- _Text block_:
- - - - - - -

Making a Home in Cincinnati

It has now been a little more than two years since we formally moved from Spain to Cincinnati to call it home. Mostly it has been pleasant, but there have been a few rough spots. Nothing, however, as rough as the time the Alhamoud family has had since their home in Syria was leveled by bombs in 2011and they lived first with grandparents, and then in a refugee camp, before coming to the United States in October 2015.

In a three-part feature, the Cincinnati Enquirer reported this week on the first Syrian refugee family to find its way to Cincinnati to be resettled. They had received a call from the United Nations in July 2015, while they were in a camp in Jordan, asking whether they would come to the US. Yes, said the father, thinking primarily of the possibility of a peaceful future for his children. It took more than a year of vetting before they set foot on the plane that took them from Jordan to Rome to Miami and then to Greater Cincinnati International Airport, in northern Kentucky.

The Enquirer story talks about the life they had in Syria before the war, the loss of their home and numerous family members, and the effort that they have made over the past year to adjust to life in Cincinnati: for all to learn English; for the father to find a good employer; for the mother to learn to care for her family in a very different environment and help them and herself heal from the terrors from which they have tried to flee; for the children to go to school and make friends; for everyone to manage to live with an uncertain future.

- - - - - - -

- _Dataset entries_:
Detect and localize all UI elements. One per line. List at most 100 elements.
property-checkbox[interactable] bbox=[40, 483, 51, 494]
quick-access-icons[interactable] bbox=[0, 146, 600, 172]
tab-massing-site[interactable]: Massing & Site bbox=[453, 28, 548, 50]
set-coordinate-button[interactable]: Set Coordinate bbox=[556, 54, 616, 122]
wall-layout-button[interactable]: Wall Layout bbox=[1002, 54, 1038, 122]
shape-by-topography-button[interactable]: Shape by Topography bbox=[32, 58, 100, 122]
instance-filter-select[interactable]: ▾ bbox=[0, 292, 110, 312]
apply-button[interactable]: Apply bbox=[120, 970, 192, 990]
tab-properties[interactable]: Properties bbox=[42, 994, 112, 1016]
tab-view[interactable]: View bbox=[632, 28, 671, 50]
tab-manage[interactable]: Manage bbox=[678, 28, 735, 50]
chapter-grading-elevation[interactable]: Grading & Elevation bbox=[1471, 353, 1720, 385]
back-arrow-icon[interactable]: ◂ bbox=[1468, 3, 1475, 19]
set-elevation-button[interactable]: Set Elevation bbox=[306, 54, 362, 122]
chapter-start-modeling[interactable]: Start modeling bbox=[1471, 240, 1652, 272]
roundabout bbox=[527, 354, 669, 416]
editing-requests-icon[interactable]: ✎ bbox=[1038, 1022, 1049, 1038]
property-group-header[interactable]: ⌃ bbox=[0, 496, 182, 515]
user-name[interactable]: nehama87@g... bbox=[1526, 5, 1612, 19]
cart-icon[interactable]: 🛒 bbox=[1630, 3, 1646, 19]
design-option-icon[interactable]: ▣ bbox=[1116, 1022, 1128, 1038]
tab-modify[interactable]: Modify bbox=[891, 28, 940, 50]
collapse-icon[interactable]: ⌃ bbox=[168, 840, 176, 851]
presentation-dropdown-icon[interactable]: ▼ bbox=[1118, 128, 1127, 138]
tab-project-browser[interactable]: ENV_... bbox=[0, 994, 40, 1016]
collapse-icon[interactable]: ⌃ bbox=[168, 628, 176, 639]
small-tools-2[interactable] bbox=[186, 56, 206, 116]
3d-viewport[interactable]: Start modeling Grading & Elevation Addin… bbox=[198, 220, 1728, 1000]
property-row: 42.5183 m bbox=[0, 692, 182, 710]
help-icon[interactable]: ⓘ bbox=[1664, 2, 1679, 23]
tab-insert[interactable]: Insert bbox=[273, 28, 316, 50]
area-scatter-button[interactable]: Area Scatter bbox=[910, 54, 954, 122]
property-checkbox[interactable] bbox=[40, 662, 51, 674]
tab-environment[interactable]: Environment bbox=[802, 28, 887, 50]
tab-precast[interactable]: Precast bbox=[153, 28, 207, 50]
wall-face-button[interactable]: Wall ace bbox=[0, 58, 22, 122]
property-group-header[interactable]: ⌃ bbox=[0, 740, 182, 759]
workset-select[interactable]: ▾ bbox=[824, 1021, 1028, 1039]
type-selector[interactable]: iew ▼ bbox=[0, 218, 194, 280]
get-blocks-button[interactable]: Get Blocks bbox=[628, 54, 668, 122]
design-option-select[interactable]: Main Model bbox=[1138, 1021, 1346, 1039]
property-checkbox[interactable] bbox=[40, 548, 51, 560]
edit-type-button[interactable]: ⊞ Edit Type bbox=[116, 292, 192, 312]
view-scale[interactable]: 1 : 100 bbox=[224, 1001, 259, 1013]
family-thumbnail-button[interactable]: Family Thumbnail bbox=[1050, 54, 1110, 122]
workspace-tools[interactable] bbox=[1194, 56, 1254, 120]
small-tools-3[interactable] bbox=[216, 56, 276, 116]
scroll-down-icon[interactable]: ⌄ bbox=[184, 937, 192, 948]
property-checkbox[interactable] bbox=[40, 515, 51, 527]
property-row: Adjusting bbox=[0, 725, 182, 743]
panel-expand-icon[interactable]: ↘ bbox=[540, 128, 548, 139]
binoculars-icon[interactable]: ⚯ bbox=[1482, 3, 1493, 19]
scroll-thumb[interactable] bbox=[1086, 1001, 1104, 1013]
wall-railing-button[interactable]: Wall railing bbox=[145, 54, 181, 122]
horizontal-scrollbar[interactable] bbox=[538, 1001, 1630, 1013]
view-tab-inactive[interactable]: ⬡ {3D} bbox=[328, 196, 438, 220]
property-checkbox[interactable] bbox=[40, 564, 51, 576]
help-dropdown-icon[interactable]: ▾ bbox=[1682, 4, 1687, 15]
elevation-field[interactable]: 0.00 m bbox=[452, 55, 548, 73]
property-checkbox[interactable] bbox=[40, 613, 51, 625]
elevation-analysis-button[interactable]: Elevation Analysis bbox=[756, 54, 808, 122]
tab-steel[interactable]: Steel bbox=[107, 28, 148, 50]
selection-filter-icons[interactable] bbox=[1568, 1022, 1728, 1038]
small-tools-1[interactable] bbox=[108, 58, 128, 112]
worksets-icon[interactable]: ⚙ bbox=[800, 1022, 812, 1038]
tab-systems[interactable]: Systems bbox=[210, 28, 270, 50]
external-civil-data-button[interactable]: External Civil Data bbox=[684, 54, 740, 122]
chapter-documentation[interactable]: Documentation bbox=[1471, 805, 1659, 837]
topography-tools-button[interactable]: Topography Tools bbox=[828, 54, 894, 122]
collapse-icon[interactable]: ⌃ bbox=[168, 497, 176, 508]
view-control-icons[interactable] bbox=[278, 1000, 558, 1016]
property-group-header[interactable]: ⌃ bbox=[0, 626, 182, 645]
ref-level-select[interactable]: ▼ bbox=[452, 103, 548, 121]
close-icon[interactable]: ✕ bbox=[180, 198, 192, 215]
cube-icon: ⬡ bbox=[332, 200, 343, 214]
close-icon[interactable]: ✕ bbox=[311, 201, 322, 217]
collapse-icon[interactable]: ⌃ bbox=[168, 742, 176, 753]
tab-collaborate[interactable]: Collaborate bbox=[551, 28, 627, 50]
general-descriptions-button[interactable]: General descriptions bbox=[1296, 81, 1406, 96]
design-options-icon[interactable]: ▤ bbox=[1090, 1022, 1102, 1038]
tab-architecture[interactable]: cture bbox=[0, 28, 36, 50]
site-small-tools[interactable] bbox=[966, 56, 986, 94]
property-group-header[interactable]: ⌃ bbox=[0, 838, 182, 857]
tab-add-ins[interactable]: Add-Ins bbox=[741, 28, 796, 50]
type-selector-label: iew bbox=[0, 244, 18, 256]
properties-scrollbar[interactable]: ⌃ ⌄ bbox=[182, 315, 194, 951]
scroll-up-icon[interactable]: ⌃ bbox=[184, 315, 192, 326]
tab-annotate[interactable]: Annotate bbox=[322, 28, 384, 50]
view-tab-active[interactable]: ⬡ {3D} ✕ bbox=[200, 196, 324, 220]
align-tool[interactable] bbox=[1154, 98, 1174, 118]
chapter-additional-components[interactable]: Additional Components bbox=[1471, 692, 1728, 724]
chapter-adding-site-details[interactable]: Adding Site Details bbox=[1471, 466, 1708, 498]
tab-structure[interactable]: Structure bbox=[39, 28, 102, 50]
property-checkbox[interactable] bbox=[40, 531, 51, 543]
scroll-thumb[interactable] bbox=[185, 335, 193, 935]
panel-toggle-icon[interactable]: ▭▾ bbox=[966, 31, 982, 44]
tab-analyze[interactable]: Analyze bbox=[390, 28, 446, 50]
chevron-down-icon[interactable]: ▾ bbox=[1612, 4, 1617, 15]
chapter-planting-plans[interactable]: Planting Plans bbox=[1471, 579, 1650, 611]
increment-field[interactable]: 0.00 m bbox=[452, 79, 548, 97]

- - - - - - -

- _Exercise requirements_:
A – In the piece on making a home in Cincinnati, rewrite the passage between "In a three-part" and "in northern Kentucky.", inclusive, changing "vetting" to "screening".
B – Extend the piece on making a home in Cincinnati, picking up after its final sentence.
The material has no role in what is asked here.

- _Answer section_:
A –
In a three-part feature, the Cincinnati Enquirer reported this week on the first Syrian refugee family to find its way to Cincinnati to be resettled. They had received a call from the United Nations in July 2015, while they were in a camp in Jordan, asking whether they would come to the US. Yes, said the father, thinking primarily of the possibility of a peaceful future for his children. It took more than a year of screening before they set foot on the plane that took them from Jordan to Rome to Miami and then to Greater Cincinnati International Airport, in northern Kentucky.

B –
My UU community has been working to be connected with a refugee family to "adopt" for the past year, and this week I thought that we were close to finding one. But after we gathered commitment from at least five members to be actively involved in providing English language tutoring, transportation to grocery stores and medical appointments, help with children's homework, assistance in preparing for job interviews, and providing a general welcoming presence and orientation to the community, we learned that we were too late for the two families coming in the next two weeks. It's a good thing, I suppose, that there are more people wanting to adopt refugee families than there are families, or is it? There is not a dearth of families needing resettlement; there just are few coming to the US and to Cincinnati. And we are entering an era in which there may be even fewer coming across the Atlantic than there have been.

Nevertheless I expect there will be some more refugees and some more chances. I recommended the article "Finding Home" to the refugee support group this morning for background reading, because of the illuminating picture it gives about the resilience of refugees and the many people and efforts required to help someone make a new home for themselves.